* PROBLEM TO WORK ON:
Please rewrite the rows from the very start through the line containing "priority-number: 2 bbox=[654, 376, 804, 452]", both ends included, swapping "Digital Output 0" for "Digital Output 1" and keeping everything else unchanged.
>> Begin
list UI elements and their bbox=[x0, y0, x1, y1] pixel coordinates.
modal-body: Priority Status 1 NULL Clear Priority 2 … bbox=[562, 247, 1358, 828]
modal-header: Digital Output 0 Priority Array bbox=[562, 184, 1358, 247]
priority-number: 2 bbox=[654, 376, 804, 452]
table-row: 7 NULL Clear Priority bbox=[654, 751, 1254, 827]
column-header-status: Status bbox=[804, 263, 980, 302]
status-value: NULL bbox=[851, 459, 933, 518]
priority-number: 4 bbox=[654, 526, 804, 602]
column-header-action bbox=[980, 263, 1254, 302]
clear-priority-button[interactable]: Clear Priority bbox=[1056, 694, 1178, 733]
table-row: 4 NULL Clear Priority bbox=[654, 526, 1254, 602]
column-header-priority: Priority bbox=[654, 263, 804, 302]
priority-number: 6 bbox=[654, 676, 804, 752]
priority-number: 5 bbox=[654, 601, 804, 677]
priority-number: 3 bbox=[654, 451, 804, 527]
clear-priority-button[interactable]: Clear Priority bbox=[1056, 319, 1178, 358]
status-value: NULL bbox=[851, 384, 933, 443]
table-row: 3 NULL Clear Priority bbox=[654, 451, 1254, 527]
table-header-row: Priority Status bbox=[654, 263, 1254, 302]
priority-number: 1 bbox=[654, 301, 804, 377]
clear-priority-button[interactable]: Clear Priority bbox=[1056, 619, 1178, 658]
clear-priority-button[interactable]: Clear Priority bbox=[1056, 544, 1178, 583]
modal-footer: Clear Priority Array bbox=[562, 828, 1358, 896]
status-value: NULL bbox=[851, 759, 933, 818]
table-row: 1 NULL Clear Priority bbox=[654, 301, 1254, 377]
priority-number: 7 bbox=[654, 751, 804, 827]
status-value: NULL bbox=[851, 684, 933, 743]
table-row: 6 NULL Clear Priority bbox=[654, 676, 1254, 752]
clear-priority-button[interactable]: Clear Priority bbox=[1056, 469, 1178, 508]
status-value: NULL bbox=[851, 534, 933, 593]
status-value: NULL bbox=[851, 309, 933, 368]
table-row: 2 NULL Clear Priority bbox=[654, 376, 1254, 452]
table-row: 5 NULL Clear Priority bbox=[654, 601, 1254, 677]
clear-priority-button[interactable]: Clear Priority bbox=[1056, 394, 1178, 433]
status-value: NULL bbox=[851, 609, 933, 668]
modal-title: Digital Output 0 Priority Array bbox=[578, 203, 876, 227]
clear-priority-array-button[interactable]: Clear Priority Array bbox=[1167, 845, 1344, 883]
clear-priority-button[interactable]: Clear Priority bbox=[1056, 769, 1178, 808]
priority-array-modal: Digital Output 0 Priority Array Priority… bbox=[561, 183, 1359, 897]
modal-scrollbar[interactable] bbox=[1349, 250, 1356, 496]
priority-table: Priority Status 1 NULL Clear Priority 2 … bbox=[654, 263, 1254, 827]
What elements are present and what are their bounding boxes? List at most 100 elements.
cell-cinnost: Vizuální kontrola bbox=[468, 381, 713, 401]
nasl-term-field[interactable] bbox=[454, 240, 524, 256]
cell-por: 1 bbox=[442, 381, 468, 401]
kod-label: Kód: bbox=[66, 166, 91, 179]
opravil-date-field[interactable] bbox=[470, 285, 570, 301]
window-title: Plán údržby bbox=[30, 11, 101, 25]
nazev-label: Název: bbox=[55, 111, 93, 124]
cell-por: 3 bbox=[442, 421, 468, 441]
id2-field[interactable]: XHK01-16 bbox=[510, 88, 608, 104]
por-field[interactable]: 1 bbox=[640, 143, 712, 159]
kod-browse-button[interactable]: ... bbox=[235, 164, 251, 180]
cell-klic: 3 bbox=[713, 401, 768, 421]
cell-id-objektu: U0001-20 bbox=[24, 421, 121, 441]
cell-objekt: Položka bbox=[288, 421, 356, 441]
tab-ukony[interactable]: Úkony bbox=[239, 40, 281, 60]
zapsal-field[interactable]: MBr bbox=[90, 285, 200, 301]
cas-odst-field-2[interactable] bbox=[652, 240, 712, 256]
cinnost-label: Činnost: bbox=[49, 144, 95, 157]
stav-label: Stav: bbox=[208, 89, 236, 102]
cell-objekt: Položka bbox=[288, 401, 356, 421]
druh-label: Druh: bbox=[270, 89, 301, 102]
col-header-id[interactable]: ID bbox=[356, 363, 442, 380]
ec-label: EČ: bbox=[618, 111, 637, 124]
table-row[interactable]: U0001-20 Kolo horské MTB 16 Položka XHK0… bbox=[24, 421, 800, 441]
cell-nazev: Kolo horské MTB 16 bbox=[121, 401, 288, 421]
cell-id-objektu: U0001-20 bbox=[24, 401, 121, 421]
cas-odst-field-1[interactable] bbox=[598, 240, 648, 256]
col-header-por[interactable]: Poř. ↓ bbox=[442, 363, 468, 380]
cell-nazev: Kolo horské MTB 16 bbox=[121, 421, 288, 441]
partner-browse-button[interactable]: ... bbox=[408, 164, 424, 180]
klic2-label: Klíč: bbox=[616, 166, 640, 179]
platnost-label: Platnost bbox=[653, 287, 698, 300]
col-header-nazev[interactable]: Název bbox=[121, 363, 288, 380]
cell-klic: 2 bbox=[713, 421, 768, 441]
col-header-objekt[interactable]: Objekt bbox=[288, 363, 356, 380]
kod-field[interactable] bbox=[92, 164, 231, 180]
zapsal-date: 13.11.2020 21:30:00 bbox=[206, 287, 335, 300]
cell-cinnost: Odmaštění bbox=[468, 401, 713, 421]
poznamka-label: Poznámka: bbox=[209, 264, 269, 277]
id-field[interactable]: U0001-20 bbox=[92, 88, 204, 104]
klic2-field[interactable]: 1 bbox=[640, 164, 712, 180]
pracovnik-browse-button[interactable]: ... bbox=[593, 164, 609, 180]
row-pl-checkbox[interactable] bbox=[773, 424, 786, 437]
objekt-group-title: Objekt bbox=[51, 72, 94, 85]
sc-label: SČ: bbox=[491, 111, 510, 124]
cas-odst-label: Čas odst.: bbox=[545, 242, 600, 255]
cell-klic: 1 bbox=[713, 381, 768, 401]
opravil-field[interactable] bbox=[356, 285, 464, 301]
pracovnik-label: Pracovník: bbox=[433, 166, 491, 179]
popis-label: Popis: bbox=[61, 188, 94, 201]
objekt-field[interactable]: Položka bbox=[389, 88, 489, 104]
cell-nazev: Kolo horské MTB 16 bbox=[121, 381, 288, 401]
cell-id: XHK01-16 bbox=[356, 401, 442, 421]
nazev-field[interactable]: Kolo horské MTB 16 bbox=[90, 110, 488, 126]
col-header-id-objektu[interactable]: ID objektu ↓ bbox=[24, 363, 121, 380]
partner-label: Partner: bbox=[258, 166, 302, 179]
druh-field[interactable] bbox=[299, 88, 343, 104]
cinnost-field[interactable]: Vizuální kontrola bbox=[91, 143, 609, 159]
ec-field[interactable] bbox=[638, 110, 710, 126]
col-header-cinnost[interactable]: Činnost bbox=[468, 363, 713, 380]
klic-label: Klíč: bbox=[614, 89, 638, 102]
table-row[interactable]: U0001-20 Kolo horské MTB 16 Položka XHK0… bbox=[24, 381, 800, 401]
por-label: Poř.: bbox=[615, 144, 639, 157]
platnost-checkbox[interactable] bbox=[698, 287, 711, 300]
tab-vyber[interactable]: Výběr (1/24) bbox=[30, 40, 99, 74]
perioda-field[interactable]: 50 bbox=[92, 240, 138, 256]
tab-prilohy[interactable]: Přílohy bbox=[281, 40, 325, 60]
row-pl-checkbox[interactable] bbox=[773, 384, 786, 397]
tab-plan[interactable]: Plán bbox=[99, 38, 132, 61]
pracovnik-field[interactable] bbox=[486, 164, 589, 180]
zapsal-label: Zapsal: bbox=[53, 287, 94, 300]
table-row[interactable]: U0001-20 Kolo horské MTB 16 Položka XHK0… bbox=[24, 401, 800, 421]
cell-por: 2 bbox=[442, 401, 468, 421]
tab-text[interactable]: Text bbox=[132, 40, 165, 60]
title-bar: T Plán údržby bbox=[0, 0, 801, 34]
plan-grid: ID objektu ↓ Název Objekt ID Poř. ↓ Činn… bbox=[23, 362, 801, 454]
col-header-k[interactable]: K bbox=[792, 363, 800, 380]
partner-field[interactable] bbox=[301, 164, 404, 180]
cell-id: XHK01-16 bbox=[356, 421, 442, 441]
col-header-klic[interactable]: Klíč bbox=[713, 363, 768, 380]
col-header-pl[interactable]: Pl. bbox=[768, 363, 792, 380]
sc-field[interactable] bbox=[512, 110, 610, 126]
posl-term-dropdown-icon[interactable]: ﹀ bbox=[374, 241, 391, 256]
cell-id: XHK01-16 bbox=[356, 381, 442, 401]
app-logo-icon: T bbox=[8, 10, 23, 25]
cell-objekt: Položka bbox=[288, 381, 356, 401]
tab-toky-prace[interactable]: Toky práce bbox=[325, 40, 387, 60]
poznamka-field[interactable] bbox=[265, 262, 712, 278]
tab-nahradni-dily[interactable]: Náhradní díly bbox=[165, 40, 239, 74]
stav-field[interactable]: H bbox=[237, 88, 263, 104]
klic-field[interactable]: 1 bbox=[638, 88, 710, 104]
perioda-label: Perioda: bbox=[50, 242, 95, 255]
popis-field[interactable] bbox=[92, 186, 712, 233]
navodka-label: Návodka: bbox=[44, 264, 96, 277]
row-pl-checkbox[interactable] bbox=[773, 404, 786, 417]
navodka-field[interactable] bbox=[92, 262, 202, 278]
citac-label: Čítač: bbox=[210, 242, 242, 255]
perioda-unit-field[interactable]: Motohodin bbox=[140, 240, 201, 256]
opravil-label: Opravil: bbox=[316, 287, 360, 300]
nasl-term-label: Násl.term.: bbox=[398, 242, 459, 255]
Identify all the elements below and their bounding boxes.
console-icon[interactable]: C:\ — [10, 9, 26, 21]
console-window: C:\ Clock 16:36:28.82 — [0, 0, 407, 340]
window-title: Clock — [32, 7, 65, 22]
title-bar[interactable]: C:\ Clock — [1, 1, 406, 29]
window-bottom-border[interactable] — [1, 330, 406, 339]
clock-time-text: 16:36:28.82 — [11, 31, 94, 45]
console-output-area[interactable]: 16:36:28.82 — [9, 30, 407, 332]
>> End
* EXERCISE RESULT:
list UI elements and their bbox=[x0, y0, x1, y1] pixel coordinates.
modal-body: Priority Status 1 NULL Clear Priority 2 … bbox=[562, 247, 1358, 828]
modal-header: Digital Output 1 Priority Array bbox=[562, 184, 1358, 247]
priority-number: 2 bbox=[654, 376, 804, 452]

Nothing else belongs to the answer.